*Written request:* Retype, without changes, every line from the line that contains "Read all visible content and emit it as JSON." through the final line of the records. Exclude pictures.

* Begin Given data *

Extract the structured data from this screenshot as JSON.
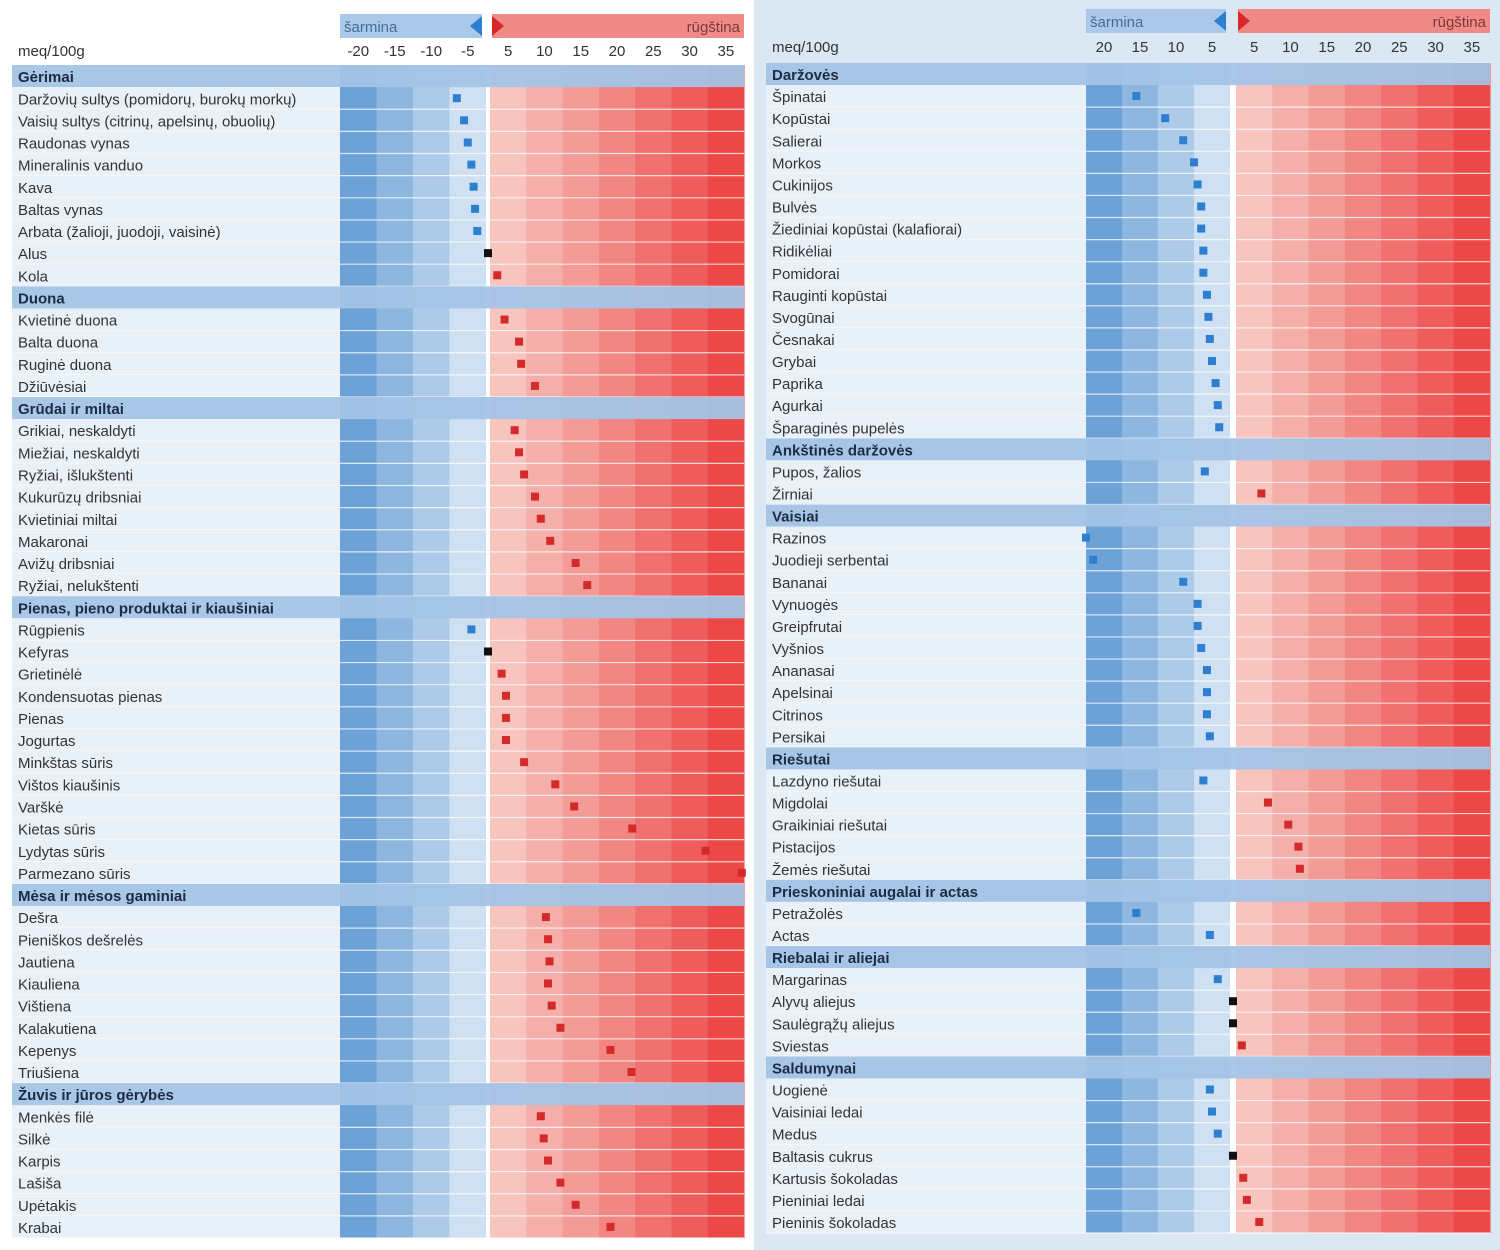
{
  "chart_data": [
    {
      "type": "scatter",
      "unit_label": "meq/100g",
      "alkaline_label": "šarmina",
      "acidic_label": "rūgština",
      "alkaline_ticks": [
        "-20",
        "-15",
        "-10",
        "-5"
      ],
      "acidic_ticks": [
        "5",
        "10",
        "15",
        "20",
        "25",
        "30",
        "35"
      ],
      "xlim": [
        -20,
        35
      ],
      "groups": [
        {
          "name": "Gėrimai",
          "items": [
            {
              "label": "Daržovių sultys (pomidorų, burokų morkų)",
              "value": -4
            },
            {
              "label": "Vaisių sultys (citrinų, apelsinų, obuolių)",
              "value": -3
            },
            {
              "label": "Raudonas vynas",
              "value": -2.5
            },
            {
              "label": "Mineralinis vanduo",
              "value": -2
            },
            {
              "label": "Kava",
              "value": -1.7
            },
            {
              "label": "Baltas vynas",
              "value": -1.5
            },
            {
              "label": "Arbata (žalioji, juodoji, vaisinė)",
              "value": -1.2
            },
            {
              "label": "Alus",
              "value": 0
            },
            {
              "label": "Kola",
              "value": 1
            }
          ]
        },
        {
          "name": "Duona",
          "items": [
            {
              "label": "Kvietinė duona",
              "value": 2
            },
            {
              "label": "Balta duona",
              "value": 4
            },
            {
              "label": "Ruginė duona",
              "value": 4.3
            },
            {
              "label": "Džiūvėsiai",
              "value": 6.2
            }
          ]
        },
        {
          "name": "Grūdai ir miltai",
          "items": [
            {
              "label": "Grikiai, neskaldyti",
              "value": 3.4
            },
            {
              "label": "Miežiai, neskaldyti",
              "value": 4
            },
            {
              "label": "Ryžiai, išlukštenti",
              "value": 4.7
            },
            {
              "label": "Kukurūzų dribsniai",
              "value": 6.2
            },
            {
              "label": "Kvietiniai miltai",
              "value": 7
            },
            {
              "label": "Makaronai",
              "value": 8.3
            },
            {
              "label": "Avižų dribsniai",
              "value": 11.8
            },
            {
              "label": "Ryžiai, nelukštenti",
              "value": 13.4
            }
          ]
        },
        {
          "name": "Pienas, pieno produktai ir kiaušiniai",
          "items": [
            {
              "label": "Rūgpienis",
              "value": -2
            },
            {
              "label": "Kefyras",
              "value": 0
            },
            {
              "label": "Grietinėlė",
              "value": 1.6
            },
            {
              "label": "Kondensuotas pienas",
              "value": 2.2
            },
            {
              "label": "Pienas",
              "value": 2.2
            },
            {
              "label": "Jogurtas",
              "value": 2.2
            },
            {
              "label": "Minkštas sūris",
              "value": 4.7
            },
            {
              "label": "Vištos kiaušinis",
              "value": 9
            },
            {
              "label": "Varškė",
              "value": 11.6
            },
            {
              "label": "Kietas sūris",
              "value": 19.6
            },
            {
              "label": "Lydytas sūris",
              "value": 29.7
            },
            {
              "label": "Parmezano sūris",
              "value": 34.7
            }
          ]
        },
        {
          "name": "Mėsa ir mėsos gaminiai",
          "items": [
            {
              "label": "Dešra",
              "value": 7.7
            },
            {
              "label": "Pieniškos dešrelės",
              "value": 8
            },
            {
              "label": "Jautiena",
              "value": 8.2
            },
            {
              "label": "Kiauliena",
              "value": 8
            },
            {
              "label": "Vištiena",
              "value": 8.5
            },
            {
              "label": "Kalakutiena",
              "value": 9.7
            },
            {
              "label": "Kepenys",
              "value": 16.6
            },
            {
              "label": "Triušiena",
              "value": 19.5
            }
          ]
        },
        {
          "name": "Žuvis ir jūros gėrybės",
          "items": [
            {
              "label": "Menkės filė",
              "value": 7
            },
            {
              "label": "Silkė",
              "value": 7.4
            },
            {
              "label": "Karpis",
              "value": 8
            },
            {
              "label": "Lašiša",
              "value": 9.7
            },
            {
              "label": "Upėtakis",
              "value": 11.8
            },
            {
              "label": "Krabai",
              "value": 16.6
            }
          ]
        }
      ]
    },
    {
      "type": "scatter",
      "unit_label": "meq/100g",
      "alkaline_label": "šarmina",
      "acidic_label": "rūgština",
      "alkaline_ticks": [
        "20",
        "15",
        "10",
        "5"
      ],
      "acidic_ticks": [
        "5",
        "10",
        "15",
        "20",
        "25",
        "30",
        "35"
      ],
      "xlim": [
        -20,
        35
      ],
      "groups": [
        {
          "name": "Daržovės",
          "items": [
            {
              "label": "Špinatai",
              "value": -13
            },
            {
              "label": "Kopūstai",
              "value": -9
            },
            {
              "label": "Salierai",
              "value": -6.5
            },
            {
              "label": "Morkos",
              "value": -5
            },
            {
              "label": "Cukinijos",
              "value": -4.5
            },
            {
              "label": "Bulvės",
              "value": -4
            },
            {
              "label": "Žiediniai kopūstai (kalafiorai)",
              "value": -4
            },
            {
              "label": "Ridikėliai",
              "value": -3.7
            },
            {
              "label": "Pomidorai",
              "value": -3.7
            },
            {
              "label": "Rauginti kopūstai",
              "value": -3.2
            },
            {
              "label": "Svogūnai",
              "value": -3
            },
            {
              "label": "Česnakai",
              "value": -2.8
            },
            {
              "label": "Grybai",
              "value": -2.5
            },
            {
              "label": "Paprika",
              "value": -2
            },
            {
              "label": "Agurkai",
              "value": -1.7
            },
            {
              "label": "Šparaginės pupelės",
              "value": -1.5
            }
          ]
        },
        {
          "name": "Ankštinės daržovės",
          "items": [
            {
              "label": "Pupos, žalios",
              "value": -3.5
            },
            {
              "label": "Žirniai",
              "value": 3.5
            }
          ]
        },
        {
          "name": "Vaisiai",
          "items": [
            {
              "label": "Razinos",
              "value": -20
            },
            {
              "label": "Juodieji serbentai",
              "value": -19
            },
            {
              "label": "Bananai",
              "value": -6.5
            },
            {
              "label": "Vynuogės",
              "value": -4.5
            },
            {
              "label": "Greipfrutai",
              "value": -4.5
            },
            {
              "label": "Vyšnios",
              "value": -4
            },
            {
              "label": "Ananasai",
              "value": -3.2
            },
            {
              "label": "Apelsinai",
              "value": -3.2
            },
            {
              "label": "Citrinos",
              "value": -3.2
            },
            {
              "label": "Persikai",
              "value": -2.8
            }
          ]
        },
        {
          "name": "Riešutai",
          "items": [
            {
              "label": "Lazdyno riešutai",
              "value": -3.7
            },
            {
              "label": "Migdolai",
              "value": 4.4
            },
            {
              "label": "Graikiniai riešutai",
              "value": 7.2
            },
            {
              "label": "Pistacijos",
              "value": 8.6
            },
            {
              "label": "Žemės riešutai",
              "value": 8.8
            }
          ]
        },
        {
          "name": "Prieskoniniai augalai ir actas",
          "items": [
            {
              "label": "Petražolės",
              "value": -13
            },
            {
              "label": "Actas",
              "value": -2.8
            }
          ]
        },
        {
          "name": "Riebalai ir aliejai",
          "items": [
            {
              "label": "Margarinas",
              "value": -1.7
            },
            {
              "label": "Alyvų aliejus",
              "value": 0
            },
            {
              "label": "Saulėgrąžų aliejus",
              "value": 0
            },
            {
              "label": "Sviestas",
              "value": 0.8
            }
          ]
        },
        {
          "name": "Saldumynai",
          "items": [
            {
              "label": "Uogienė",
              "value": -2.8
            },
            {
              "label": "Vaisiniai ledai",
              "value": -2.5
            },
            {
              "label": "Medus",
              "value": -1.7
            },
            {
              "label": "Baltasis cukrus",
              "value": 0
            },
            {
              "label": "Kartusis šokoladas",
              "value": 1
            },
            {
              "label": "Pieniniai ledai",
              "value": 1.5
            },
            {
              "label": "Pieninis šokoladas",
              "value": 3.2
            }
          ]
        }
      ]
    }
  ]
}
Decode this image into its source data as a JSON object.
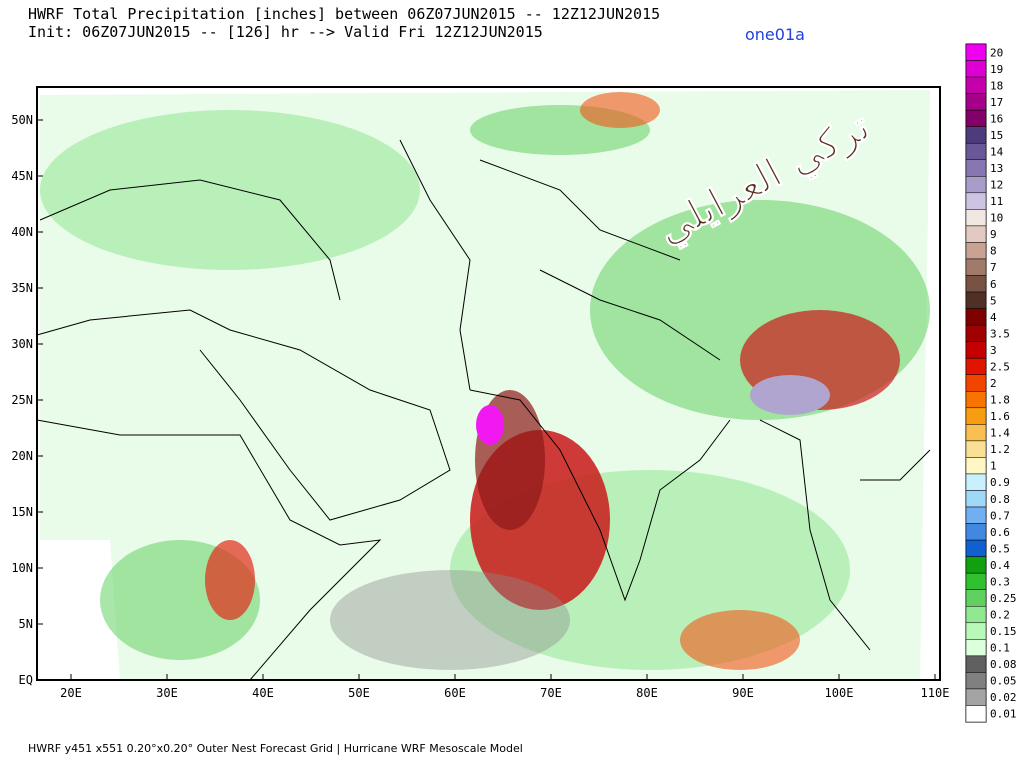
{
  "header": {
    "line1": "HWRF Total Precipitation [inches] between 06Z07JUN2015 -- 12Z12JUN2015",
    "line2": "Init: 06Z07JUN2015 -- [126] hr --> Valid Fri 12Z12JUN2015",
    "tag": "one01a"
  },
  "map": {
    "lat_ticks": [
      "EQ",
      "5N",
      "10N",
      "15N",
      "20N",
      "25N",
      "30N",
      "35N",
      "40N",
      "45N",
      "50N"
    ],
    "lon_ticks": [
      "20E",
      "30E",
      "40E",
      "50E",
      "60E",
      "70E",
      "80E",
      "90E",
      "100E",
      "110E"
    ],
    "watermark": "تركي العرايلي"
  },
  "colorbar": {
    "levels": [
      {
        "label": "20",
        "color": "#f000f0"
      },
      {
        "label": "19",
        "color": "#dc00d2"
      },
      {
        "label": "18",
        "color": "#c400aa"
      },
      {
        "label": "17",
        "color": "#a4008a"
      },
      {
        "label": "16",
        "color": "#820068"
      },
      {
        "label": "15",
        "color": "#4c3c7c"
      },
      {
        "label": "14",
        "color": "#685898"
      },
      {
        "label": "13",
        "color": "#8676b2"
      },
      {
        "label": "12",
        "color": "#a89cca"
      },
      {
        "label": "11",
        "color": "#ccc4e2"
      },
      {
        "label": "10",
        "color": "#f2e8e2"
      },
      {
        "label": "9",
        "color": "#e2cac2"
      },
      {
        "label": "8",
        "color": "#c8a292"
      },
      {
        "label": "7",
        "color": "#a27a6a"
      },
      {
        "label": "6",
        "color": "#785242"
      },
      {
        "label": "5",
        "color": "#503024"
      },
      {
        "label": "4",
        "color": "#800000"
      },
      {
        "label": "3.5",
        "color": "#a00000"
      },
      {
        "label": "3",
        "color": "#c40000"
      },
      {
        "label": "2.5",
        "color": "#e01400"
      },
      {
        "label": "2",
        "color": "#f04400"
      },
      {
        "label": "1.8",
        "color": "#f87400"
      },
      {
        "label": "1.6",
        "color": "#f89c10"
      },
      {
        "label": "1.4",
        "color": "#f8c050"
      },
      {
        "label": "1.2",
        "color": "#fae094"
      },
      {
        "label": "1",
        "color": "#fff8c4"
      },
      {
        "label": "0.9",
        "color": "#c8f0ff"
      },
      {
        "label": "0.8",
        "color": "#a0d8f8"
      },
      {
        "label": "0.7",
        "color": "#70b0f0"
      },
      {
        "label": "0.6",
        "color": "#4088e0"
      },
      {
        "label": "0.5",
        "color": "#1060d0"
      },
      {
        "label": "0.4",
        "color": "#10a010"
      },
      {
        "label": "0.3",
        "color": "#30c030"
      },
      {
        "label": "0.25",
        "color": "#60d060"
      },
      {
        "label": "0.2",
        "color": "#90e890"
      },
      {
        "label": "0.15",
        "color": "#b8f8b8"
      },
      {
        "label": "0.1",
        "color": "#dcffdc"
      },
      {
        "label": "0.08",
        "color": "#606060"
      },
      {
        "label": "0.05",
        "color": "#808080"
      },
      {
        "label": "0.02",
        "color": "#a4a4a4"
      },
      {
        "label": "0.01",
        "color": "#ffffff"
      }
    ]
  },
  "footer": "HWRF y451 x551 0.20°x0.20° Outer Nest Forecast Grid | Hurricane WRF Mesoscale Model"
}
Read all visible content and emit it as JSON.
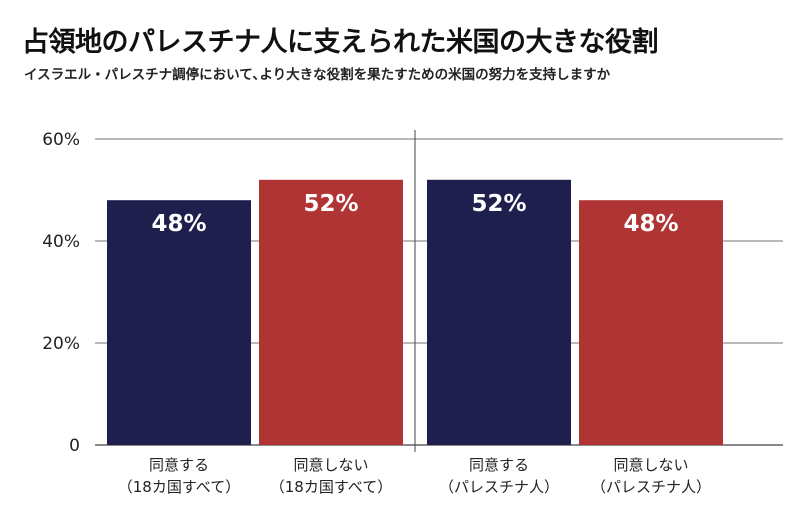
{
  "title": "占領地のパレスチナ人に支えられた米国の大きな役割",
  "subtitle": "イスラエル・パレスチナ調停において､より大きな役割を果たすための米国の努力を支持しますか",
  "colors": {
    "agree": "#1f1f4d",
    "disagree": "#b03434",
    "grid": "#444444"
  },
  "chart_data": {
    "type": "bar",
    "title": "占領地のパレスチナ人に支えられた米国の大きな役割",
    "subtitle": "イスラエル・パレスチナ調停において､より大きな役割を果たすための米国の努力を支持しますか",
    "ylim": [
      0,
      60
    ],
    "yticks": [
      0,
      20,
      40,
      60
    ],
    "ytick_labels": [
      "0",
      "20%",
      "40%",
      "60%"
    ],
    "grid": true,
    "categories": [
      [
        "同意する",
        "（18カ国すべて）"
      ],
      [
        "同意しない",
        "（18カ国すべて）"
      ],
      [
        "同意する",
        "（パレスチナ人）"
      ],
      [
        "同意しない",
        "（パレスチナ人）"
      ]
    ],
    "values": [
      48,
      52,
      52,
      48
    ],
    "value_labels": [
      "48%",
      "52%",
      "52%",
      "48%"
    ],
    "bar_colors": [
      "#1f1f4d",
      "#b03434",
      "#1f1f4d",
      "#b03434"
    ],
    "groups": [
      {
        "members": [
          0,
          1
        ]
      },
      {
        "members": [
          2,
          3
        ]
      }
    ]
  }
}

* End Given data *

*Complete output:*
Read all visible content and emit it as JSON.
{
  "title": "占領地のパレスチナ人に支えられた米国の大きな役割",
  "subtitle": "イスラエル・パレスチナ調停において､より大きな役割を果たすための米国の努力を支持しますか",
  "colors": {
    "agree": "#1f1f4d",
    "disagree": "#b03434",
    "grid": "#444444"
  },
  "chart_data": {
    "type": "bar",
    "title": "占領地のパレスチナ人に支えられた米国の大きな役割",
    "subtitle": "イスラエル・パレスチナ調停において､より大きな役割を果たすための米国の努力を支持しますか",
    "ylim": [
      0,
      60
    ],
    "yticks": [
      0,
      20,
      40,
      60
    ],
    "ytick_labels": [
      "0",
      "20%",
      "40%",
      "60%"
    ],
    "grid": true,
    "categories": [
      [
        "同意する",
        "（18カ国すべて）"
      ],
      [
        "同意しない",
        "（18カ国すべて）"
      ],
      [
        "同意する",
        "（パレスチナ人）"
      ],
      [
        "同意しない",
        "（パレスチナ人）"
      ]
    ],
    "values": [
      48,
      52,
      52,
      48
    ],
    "value_labels": [
      "48%",
      "52%",
      "52%",
      "48%"
    ],
    "bar_colors": [
      "#1f1f4d",
      "#b03434",
      "#1f1f4d",
      "#b03434"
    ],
    "groups": [
      {
        "members": [
          0,
          1
        ]
      },
      {
        "members": [
          2,
          3
        ]
      }
    ]
  }
}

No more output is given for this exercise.